Given instruction
Copy out every line in the entries below that includes "color".

Data supplied
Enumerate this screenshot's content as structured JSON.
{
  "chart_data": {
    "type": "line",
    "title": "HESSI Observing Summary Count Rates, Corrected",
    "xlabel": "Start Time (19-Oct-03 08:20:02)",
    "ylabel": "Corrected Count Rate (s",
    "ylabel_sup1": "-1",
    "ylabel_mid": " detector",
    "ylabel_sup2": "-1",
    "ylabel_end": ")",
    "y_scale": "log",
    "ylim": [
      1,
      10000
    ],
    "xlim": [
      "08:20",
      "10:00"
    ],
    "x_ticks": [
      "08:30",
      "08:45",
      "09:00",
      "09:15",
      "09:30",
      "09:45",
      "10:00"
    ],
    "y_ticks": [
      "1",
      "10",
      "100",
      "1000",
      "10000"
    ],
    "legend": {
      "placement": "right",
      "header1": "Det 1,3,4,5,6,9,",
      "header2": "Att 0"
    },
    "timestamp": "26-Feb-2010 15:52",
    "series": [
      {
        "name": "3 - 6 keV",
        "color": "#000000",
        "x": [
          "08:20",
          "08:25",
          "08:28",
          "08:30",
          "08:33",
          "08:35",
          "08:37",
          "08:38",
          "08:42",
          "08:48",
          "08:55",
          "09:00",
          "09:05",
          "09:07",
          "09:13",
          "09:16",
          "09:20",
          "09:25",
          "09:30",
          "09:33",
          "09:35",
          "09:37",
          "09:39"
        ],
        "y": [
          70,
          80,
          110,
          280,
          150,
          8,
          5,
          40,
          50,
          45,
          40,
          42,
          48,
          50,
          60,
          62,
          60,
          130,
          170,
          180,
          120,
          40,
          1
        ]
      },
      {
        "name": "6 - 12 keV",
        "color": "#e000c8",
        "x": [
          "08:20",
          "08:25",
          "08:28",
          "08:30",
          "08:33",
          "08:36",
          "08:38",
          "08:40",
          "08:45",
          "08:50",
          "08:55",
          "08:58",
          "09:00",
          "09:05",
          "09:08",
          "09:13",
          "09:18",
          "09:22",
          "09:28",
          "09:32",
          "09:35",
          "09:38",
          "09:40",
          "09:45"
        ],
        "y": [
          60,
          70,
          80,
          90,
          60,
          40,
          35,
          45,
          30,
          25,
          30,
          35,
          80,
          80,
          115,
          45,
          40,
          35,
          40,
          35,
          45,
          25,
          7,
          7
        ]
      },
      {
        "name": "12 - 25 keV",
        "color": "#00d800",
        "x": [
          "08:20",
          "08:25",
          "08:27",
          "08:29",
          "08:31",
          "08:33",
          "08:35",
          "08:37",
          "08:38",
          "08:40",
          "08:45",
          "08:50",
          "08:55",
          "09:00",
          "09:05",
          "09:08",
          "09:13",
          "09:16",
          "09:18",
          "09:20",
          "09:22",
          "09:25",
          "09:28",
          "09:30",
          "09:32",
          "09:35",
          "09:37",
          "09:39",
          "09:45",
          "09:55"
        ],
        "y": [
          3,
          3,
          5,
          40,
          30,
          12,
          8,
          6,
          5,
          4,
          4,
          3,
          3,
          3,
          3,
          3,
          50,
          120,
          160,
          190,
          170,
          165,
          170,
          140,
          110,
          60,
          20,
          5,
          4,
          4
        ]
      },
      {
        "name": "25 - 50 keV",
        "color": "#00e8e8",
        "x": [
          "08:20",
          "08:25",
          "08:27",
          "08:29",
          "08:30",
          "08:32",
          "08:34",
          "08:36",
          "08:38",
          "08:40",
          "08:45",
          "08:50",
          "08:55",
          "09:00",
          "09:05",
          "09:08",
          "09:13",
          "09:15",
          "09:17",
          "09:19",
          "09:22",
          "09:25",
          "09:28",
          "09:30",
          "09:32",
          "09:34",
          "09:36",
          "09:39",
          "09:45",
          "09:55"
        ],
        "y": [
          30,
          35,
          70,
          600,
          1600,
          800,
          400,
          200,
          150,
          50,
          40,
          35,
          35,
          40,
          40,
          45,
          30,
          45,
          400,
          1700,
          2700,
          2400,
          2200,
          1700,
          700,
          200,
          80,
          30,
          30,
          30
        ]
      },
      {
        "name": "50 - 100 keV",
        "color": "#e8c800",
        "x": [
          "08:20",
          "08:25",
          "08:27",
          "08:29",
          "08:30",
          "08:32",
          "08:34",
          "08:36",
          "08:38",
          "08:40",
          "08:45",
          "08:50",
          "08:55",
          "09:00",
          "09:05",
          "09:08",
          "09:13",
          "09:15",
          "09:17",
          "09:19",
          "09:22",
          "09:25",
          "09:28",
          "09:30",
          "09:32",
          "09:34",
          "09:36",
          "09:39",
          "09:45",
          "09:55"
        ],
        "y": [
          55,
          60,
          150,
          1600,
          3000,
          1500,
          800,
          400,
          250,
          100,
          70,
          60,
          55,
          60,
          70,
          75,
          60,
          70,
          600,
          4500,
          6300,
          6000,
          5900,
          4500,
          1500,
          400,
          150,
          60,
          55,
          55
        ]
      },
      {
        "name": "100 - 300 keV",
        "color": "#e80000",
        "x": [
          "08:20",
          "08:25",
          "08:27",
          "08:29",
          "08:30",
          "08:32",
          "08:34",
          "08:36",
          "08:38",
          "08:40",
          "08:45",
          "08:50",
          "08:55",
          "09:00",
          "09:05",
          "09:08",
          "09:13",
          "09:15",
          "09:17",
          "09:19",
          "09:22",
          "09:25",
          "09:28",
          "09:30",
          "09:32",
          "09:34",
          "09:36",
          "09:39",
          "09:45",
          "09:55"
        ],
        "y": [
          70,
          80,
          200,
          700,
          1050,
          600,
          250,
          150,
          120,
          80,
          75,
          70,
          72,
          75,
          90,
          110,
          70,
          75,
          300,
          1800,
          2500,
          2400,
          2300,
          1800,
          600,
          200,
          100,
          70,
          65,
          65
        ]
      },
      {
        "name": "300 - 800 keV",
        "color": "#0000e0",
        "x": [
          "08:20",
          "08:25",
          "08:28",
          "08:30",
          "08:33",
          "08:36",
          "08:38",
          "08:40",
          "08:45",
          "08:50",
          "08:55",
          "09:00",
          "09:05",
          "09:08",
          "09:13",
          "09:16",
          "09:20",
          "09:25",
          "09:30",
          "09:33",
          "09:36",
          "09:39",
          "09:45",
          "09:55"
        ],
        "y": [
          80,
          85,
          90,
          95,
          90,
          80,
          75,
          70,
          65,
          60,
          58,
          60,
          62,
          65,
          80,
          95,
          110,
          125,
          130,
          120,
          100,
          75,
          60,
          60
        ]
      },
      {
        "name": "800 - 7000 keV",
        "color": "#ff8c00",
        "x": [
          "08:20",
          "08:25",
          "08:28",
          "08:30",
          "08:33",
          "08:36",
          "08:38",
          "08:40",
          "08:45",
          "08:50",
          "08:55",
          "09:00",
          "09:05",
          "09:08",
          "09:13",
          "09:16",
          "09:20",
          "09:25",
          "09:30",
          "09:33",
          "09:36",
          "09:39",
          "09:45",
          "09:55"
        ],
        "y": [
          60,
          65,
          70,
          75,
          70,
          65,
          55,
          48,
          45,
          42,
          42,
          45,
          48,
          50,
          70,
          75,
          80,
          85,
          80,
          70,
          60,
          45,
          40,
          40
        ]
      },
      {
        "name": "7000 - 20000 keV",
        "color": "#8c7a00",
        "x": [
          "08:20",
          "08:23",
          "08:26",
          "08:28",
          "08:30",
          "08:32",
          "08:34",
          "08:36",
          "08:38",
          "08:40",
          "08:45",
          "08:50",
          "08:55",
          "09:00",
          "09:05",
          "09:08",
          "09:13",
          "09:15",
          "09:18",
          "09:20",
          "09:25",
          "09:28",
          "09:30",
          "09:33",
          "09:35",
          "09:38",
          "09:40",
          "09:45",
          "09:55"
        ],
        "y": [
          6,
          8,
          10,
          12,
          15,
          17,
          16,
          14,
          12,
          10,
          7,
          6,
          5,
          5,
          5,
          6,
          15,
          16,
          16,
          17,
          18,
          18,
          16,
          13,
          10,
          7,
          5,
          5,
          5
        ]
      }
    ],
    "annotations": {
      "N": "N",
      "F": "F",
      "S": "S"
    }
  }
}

Complete answer
        "color": "#000000",
        "color": "#e000c8",
        "color": "#00d800",
        "color": "#00e8e8",
        "color": "#e8c800",
        "color": "#e80000",
        "color": "#0000e0",
        "color": "#ff8c00",
        "color": "#8c7a00",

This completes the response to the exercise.